◆ Listed records:
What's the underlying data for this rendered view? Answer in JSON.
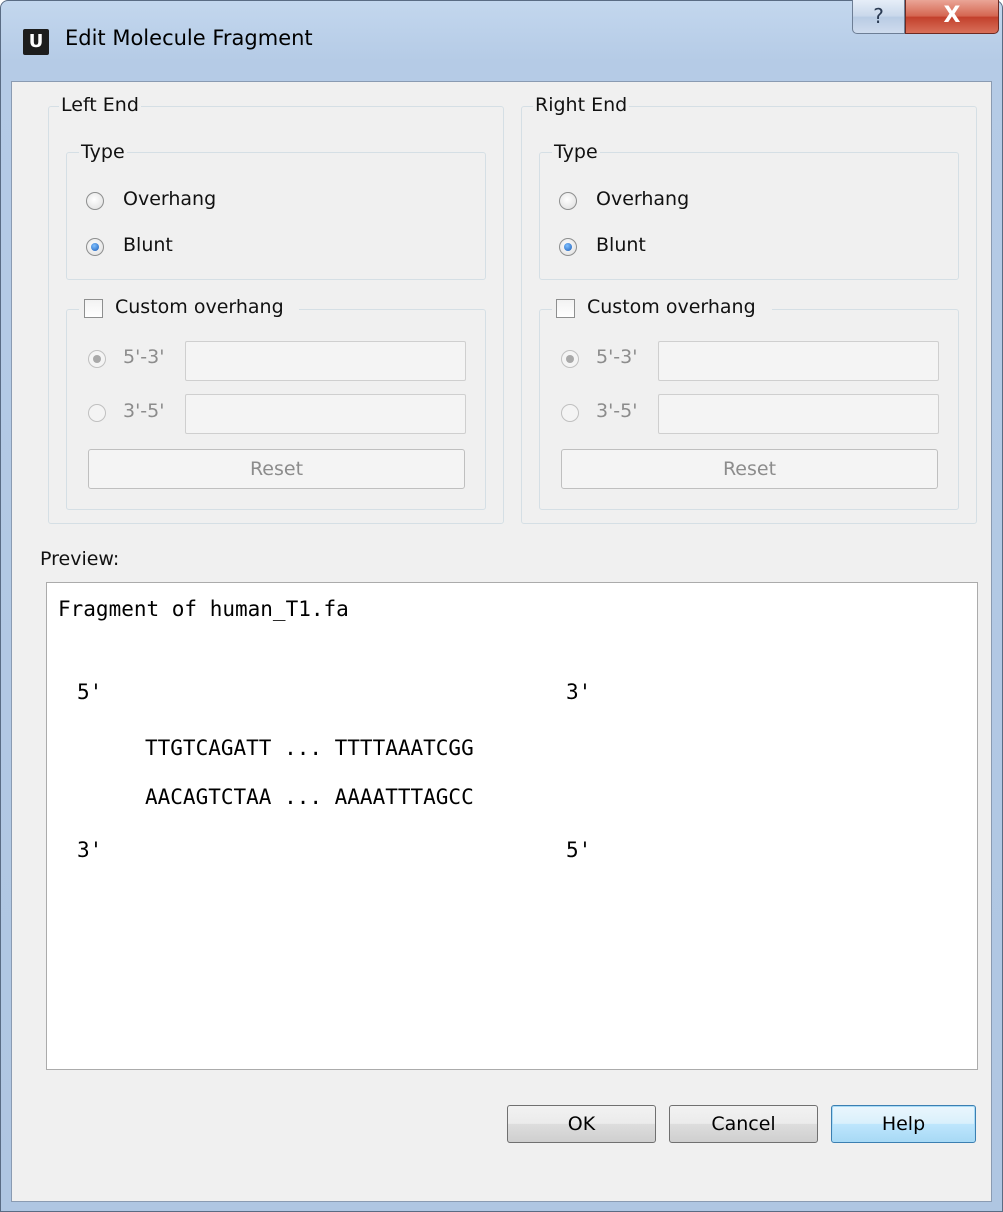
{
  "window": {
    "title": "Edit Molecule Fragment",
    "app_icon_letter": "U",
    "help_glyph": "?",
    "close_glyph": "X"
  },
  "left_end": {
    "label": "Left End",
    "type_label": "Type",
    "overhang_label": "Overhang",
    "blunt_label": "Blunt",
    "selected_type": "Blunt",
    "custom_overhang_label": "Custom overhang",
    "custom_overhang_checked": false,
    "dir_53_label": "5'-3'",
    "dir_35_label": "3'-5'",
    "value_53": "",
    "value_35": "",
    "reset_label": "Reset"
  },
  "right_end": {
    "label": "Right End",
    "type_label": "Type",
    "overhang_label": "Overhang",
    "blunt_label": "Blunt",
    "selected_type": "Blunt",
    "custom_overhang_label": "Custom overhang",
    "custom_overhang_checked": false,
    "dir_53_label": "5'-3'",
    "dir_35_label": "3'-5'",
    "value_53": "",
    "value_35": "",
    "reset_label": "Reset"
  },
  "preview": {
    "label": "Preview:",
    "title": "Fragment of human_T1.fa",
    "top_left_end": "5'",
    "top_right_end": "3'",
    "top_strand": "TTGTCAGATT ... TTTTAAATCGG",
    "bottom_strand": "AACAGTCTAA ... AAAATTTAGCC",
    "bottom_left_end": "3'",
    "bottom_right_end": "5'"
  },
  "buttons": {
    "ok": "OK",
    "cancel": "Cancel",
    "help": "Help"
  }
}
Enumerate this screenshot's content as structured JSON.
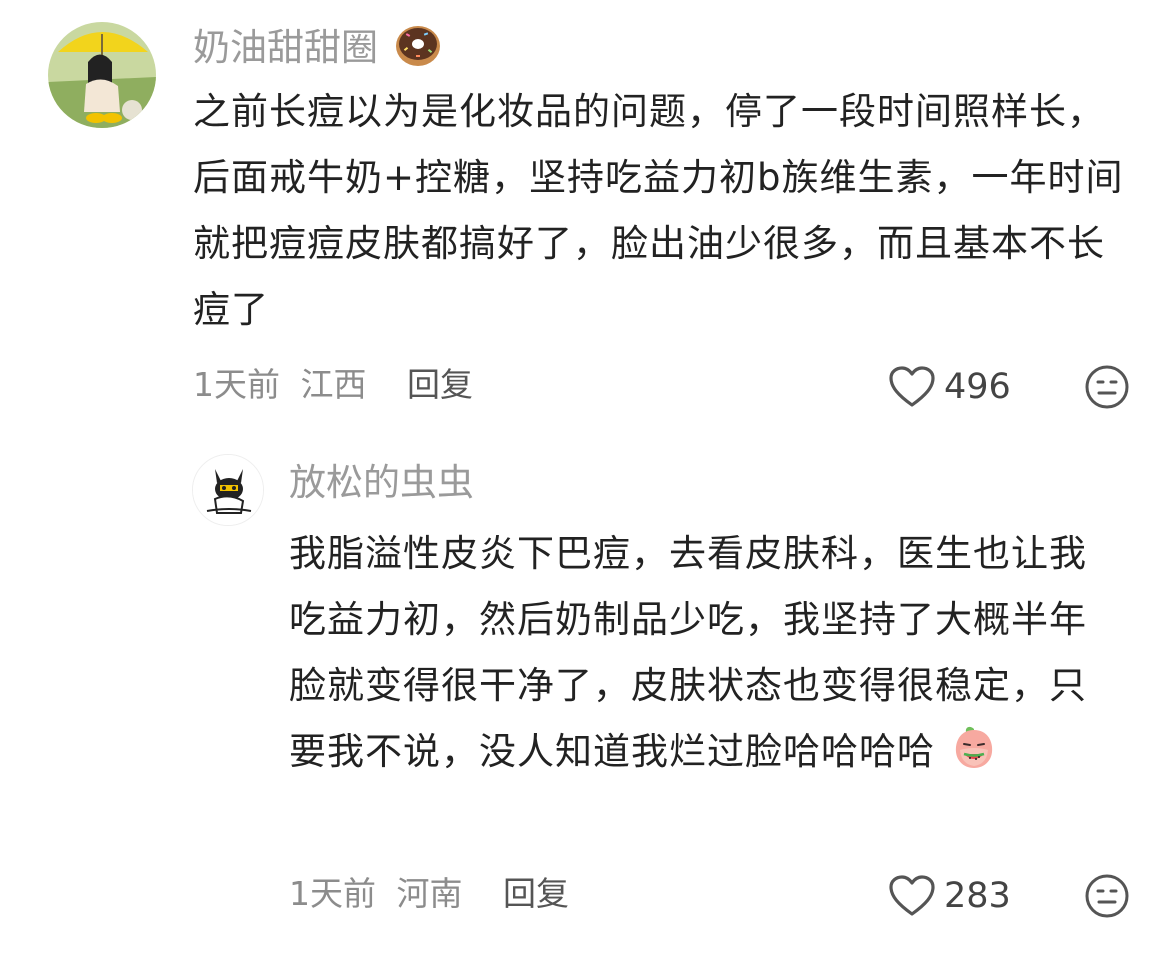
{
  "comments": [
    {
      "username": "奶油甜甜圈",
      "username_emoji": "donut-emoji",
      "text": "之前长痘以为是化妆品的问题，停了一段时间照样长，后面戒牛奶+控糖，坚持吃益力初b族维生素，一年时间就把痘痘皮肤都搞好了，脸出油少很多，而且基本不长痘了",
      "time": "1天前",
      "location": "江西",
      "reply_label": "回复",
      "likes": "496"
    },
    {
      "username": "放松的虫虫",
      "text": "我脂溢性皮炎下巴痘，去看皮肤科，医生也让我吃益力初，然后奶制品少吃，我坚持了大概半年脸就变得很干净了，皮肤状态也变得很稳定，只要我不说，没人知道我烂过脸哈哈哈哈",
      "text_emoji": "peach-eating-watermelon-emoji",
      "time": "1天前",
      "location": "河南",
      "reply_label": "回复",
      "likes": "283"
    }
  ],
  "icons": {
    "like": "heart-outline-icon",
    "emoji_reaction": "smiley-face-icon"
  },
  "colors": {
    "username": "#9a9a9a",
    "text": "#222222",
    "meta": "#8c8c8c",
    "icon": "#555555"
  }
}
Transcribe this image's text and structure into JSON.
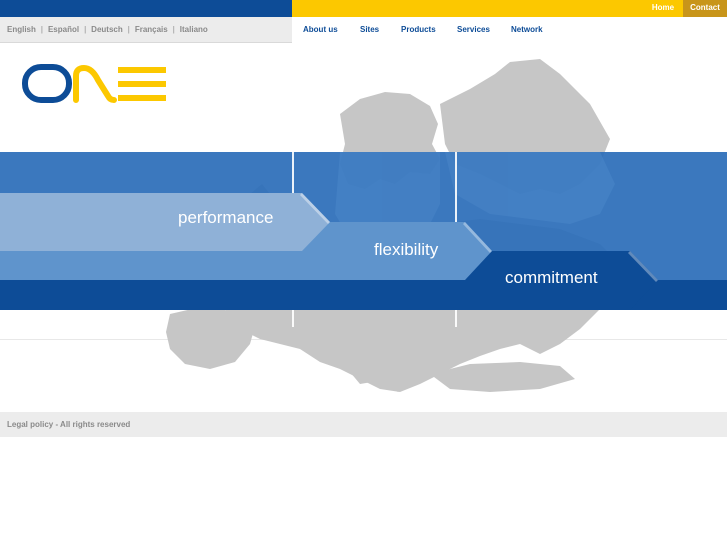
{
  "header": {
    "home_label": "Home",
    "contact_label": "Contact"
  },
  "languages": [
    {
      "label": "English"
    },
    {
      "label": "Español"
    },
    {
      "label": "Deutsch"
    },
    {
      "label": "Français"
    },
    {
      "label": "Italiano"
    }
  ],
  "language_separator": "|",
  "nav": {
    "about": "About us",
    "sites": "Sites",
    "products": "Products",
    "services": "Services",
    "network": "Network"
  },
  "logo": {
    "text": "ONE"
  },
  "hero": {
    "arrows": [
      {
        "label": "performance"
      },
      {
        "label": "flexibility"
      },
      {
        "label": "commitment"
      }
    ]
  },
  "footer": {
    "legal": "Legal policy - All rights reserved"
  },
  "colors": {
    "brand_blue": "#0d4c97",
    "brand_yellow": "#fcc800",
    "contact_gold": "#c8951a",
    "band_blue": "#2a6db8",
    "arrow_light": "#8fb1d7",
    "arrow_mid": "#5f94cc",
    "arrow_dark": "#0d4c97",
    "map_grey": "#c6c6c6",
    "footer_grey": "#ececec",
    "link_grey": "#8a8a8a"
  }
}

◆ Task objective: Copy out all the data without changing anything, and drop the pictures.

◆ Solved exercise:
What's the underlying data for this rendered view? Answer in JSON.
{
  "window": {
    "title": "Edit Molecule Fragment",
    "app_icon_letter": "U",
    "help_glyph": "?",
    "close_glyph": "X"
  },
  "left_end": {
    "label": "Left End",
    "type_label": "Type",
    "overhang_label": "Overhang",
    "blunt_label": "Blunt",
    "selected_type": "Blunt",
    "custom_overhang_label": "Custom overhang",
    "custom_overhang_checked": false,
    "dir_53_label": "5'-3'",
    "dir_35_label": "3'-5'",
    "value_53": "",
    "value_35": "",
    "reset_label": "Reset"
  },
  "right_end": {
    "label": "Right End",
    "type_label": "Type",
    "overhang_label": "Overhang",
    "blunt_label": "Blunt",
    "selected_type": "Blunt",
    "custom_overhang_label": "Custom overhang",
    "custom_overhang_checked": false,
    "dir_53_label": "5'-3'",
    "dir_35_label": "3'-5'",
    "value_53": "",
    "value_35": "",
    "reset_label": "Reset"
  },
  "preview": {
    "label": "Preview:",
    "title": "Fragment of human_T1.fa",
    "top_left_end": "5'",
    "top_right_end": "3'",
    "top_strand": "TTGTCAGATT ... TTTTAAATCGG",
    "bottom_strand": "AACAGTCTAA ... AAAATTTAGCC",
    "bottom_left_end": "3'",
    "bottom_right_end": "5'"
  },
  "buttons": {
    "ok": "OK",
    "cancel": "Cancel",
    "help": "Help"
  }
}
Enumerate this screenshot's content as structured JSON.
{
  "comments": [
    {
      "username": "奶油甜甜圈",
      "username_emoji": "donut-emoji",
      "text": "之前长痘以为是化妆品的问题，停了一段时间照样长，后面戒牛奶+控糖，坚持吃益力初b族维生素，一年时间就把痘痘皮肤都搞好了，脸出油少很多，而且基本不长痘了",
      "time": "1天前",
      "location": "江西",
      "reply_label": "回复",
      "likes": "496"
    },
    {
      "username": "放松的虫虫",
      "text": "我脂溢性皮炎下巴痘，去看皮肤科，医生也让我吃益力初，然后奶制品少吃，我坚持了大概半年脸就变得很干净了，皮肤状态也变得很稳定，只要我不说，没人知道我烂过脸哈哈哈哈",
      "text_emoji": "peach-eating-watermelon-emoji",
      "time": "1天前",
      "location": "河南",
      "reply_label": "回复",
      "likes": "283"
    }
  ],
  "icons": {
    "like": "heart-outline-icon",
    "emoji_reaction": "smiley-face-icon"
  },
  "colors": {
    "username": "#9a9a9a",
    "text": "#222222",
    "meta": "#8c8c8c",
    "icon": "#555555"
  }
}
Transcribe this image's text and structure into JSON.
{
  "header": {
    "home_label": "Home",
    "contact_label": "Contact"
  },
  "languages": [
    {
      "label": "English"
    },
    {
      "label": "Español"
    },
    {
      "label": "Deutsch"
    },
    {
      "label": "Français"
    },
    {
      "label": "Italiano"
    }
  ],
  "language_separator": "|",
  "nav": {
    "about": "About us",
    "sites": "Sites",
    "products": "Products",
    "services": "Services",
    "network": "Network"
  },
  "logo": {
    "text": "ONE"
  },
  "hero": {
    "arrows": [
      {
        "label": "performance"
      },
      {
        "label": "flexibility"
      },
      {
        "label": "commitment"
      }
    ]
  },
  "footer": {
    "legal": "Legal policy - All rights reserved"
  },
  "colors": {
    "brand_blue": "#0d4c97",
    "brand_yellow": "#fcc800",
    "contact_gold": "#c8951a",
    "band_blue": "#2a6db8",
    "arrow_light": "#8fb1d7",
    "arrow_mid": "#5f94cc",
    "arrow_dark": "#0d4c97",
    "map_grey": "#c6c6c6",
    "footer_grey": "#ececec",
    "link_grey": "#8a8a8a"
  }
}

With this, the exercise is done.